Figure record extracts
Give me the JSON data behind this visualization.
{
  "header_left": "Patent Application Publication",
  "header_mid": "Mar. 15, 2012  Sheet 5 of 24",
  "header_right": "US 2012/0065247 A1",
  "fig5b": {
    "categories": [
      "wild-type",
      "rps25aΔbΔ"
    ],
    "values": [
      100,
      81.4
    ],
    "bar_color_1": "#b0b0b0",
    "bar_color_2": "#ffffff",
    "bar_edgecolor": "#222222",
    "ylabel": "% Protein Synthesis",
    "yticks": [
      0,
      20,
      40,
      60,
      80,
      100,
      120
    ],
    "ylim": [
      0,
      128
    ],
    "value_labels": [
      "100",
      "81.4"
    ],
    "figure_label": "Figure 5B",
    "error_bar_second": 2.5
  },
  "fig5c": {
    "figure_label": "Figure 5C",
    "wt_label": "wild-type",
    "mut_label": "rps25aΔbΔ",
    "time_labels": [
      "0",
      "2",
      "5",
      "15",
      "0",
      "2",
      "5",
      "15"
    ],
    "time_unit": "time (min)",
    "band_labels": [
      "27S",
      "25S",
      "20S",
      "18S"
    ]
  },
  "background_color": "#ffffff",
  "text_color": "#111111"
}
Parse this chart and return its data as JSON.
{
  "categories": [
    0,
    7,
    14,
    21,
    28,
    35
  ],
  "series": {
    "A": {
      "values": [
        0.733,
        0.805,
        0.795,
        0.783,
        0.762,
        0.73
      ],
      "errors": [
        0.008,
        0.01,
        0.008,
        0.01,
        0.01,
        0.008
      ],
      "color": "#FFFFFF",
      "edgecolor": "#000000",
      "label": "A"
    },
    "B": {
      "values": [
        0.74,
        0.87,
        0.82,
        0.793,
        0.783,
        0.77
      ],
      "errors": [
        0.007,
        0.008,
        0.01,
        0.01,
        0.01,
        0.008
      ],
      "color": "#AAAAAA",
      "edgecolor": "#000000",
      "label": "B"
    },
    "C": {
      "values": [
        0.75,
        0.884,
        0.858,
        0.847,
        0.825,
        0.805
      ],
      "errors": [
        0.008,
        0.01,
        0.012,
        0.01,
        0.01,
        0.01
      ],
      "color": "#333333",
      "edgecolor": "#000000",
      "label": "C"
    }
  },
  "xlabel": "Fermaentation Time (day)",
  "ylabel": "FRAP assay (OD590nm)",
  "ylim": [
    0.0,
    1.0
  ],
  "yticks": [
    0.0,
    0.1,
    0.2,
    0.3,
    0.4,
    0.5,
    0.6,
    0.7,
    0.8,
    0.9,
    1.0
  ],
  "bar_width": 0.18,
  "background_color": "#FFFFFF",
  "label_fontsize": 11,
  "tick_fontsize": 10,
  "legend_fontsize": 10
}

WORK TASK
The answer is the data above, retyped exactly in full.

TASK RESPONSE
Give me the JSON data behind this visualization.
{
  "header_left": "Patent Application Publication",
  "header_mid": "Mar. 15, 2012  Sheet 5 of 24",
  "header_right": "US 2012/0065247 A1",
  "fig5b": {
    "categories": [
      "wild-type",
      "rps25aΔbΔ"
    ],
    "values": [
      100,
      81.4
    ],
    "bar_color_1": "#b0b0b0",
    "bar_color_2": "#ffffff",
    "bar_edgecolor": "#222222",
    "ylabel": "% Protein Synthesis",
    "yticks": [
      0,
      20,
      40,
      60,
      80,
      100,
      120
    ],
    "ylim": [
      0,
      128
    ],
    "value_labels": [
      "100",
      "81.4"
    ],
    "figure_label": "Figure 5B",
    "error_bar_second": 2.5
  },
  "fig5c": {
    "figure_label": "Figure 5C",
    "wt_label": "wild-type",
    "mut_label": "rps25aΔbΔ",
    "time_labels": [
      "0",
      "2",
      "5",
      "15",
      "0",
      "2",
      "5",
      "15"
    ],
    "time_unit": "time (min)",
    "band_labels": [
      "27S",
      "25S",
      "20S",
      "18S"
    ]
  },
  "background_color": "#ffffff",
  "text_color": "#111111"
}
Parse this chart and return its data as JSON.
{
  "categories": [
    0,
    7,
    14,
    21,
    28,
    35
  ],
  "series": {
    "A": {
      "values": [
        0.733,
        0.805,
        0.795,
        0.783,
        0.762,
        0.73
      ],
      "errors": [
        0.008,
        0.01,
        0.008,
        0.01,
        0.01,
        0.008
      ],
      "color": "#FFFFFF",
      "edgecolor": "#000000",
      "label": "A"
    },
    "B": {
      "values": [
        0.74,
        0.87,
        0.82,
        0.793,
        0.783,
        0.77
      ],
      "errors": [
        0.007,
        0.008,
        0.01,
        0.01,
        0.01,
        0.008
      ],
      "color": "#AAAAAA",
      "edgecolor": "#000000",
      "label": "B"
    },
    "C": {
      "values": [
        0.75,
        0.884,
        0.858,
        0.847,
        0.825,
        0.805
      ],
      "errors": [
        0.008,
        0.01,
        0.012,
        0.01,
        0.01,
        0.01
      ],
      "color": "#333333",
      "edgecolor": "#000000",
      "label": "C"
    }
  },
  "xlabel": "Fermaentation Time (day)",
  "ylabel": "FRAP assay (OD590nm)",
  "ylim": [
    0.0,
    1.0
  ],
  "yticks": [
    0.0,
    0.1,
    0.2,
    0.3,
    0.4,
    0.5,
    0.6,
    0.7,
    0.8,
    0.9,
    1.0
  ],
  "bar_width": 0.18,
  "background_color": "#FFFFFF",
  "label_fontsize": 11,
  "tick_fontsize": 10,
  "legend_fontsize": 10
}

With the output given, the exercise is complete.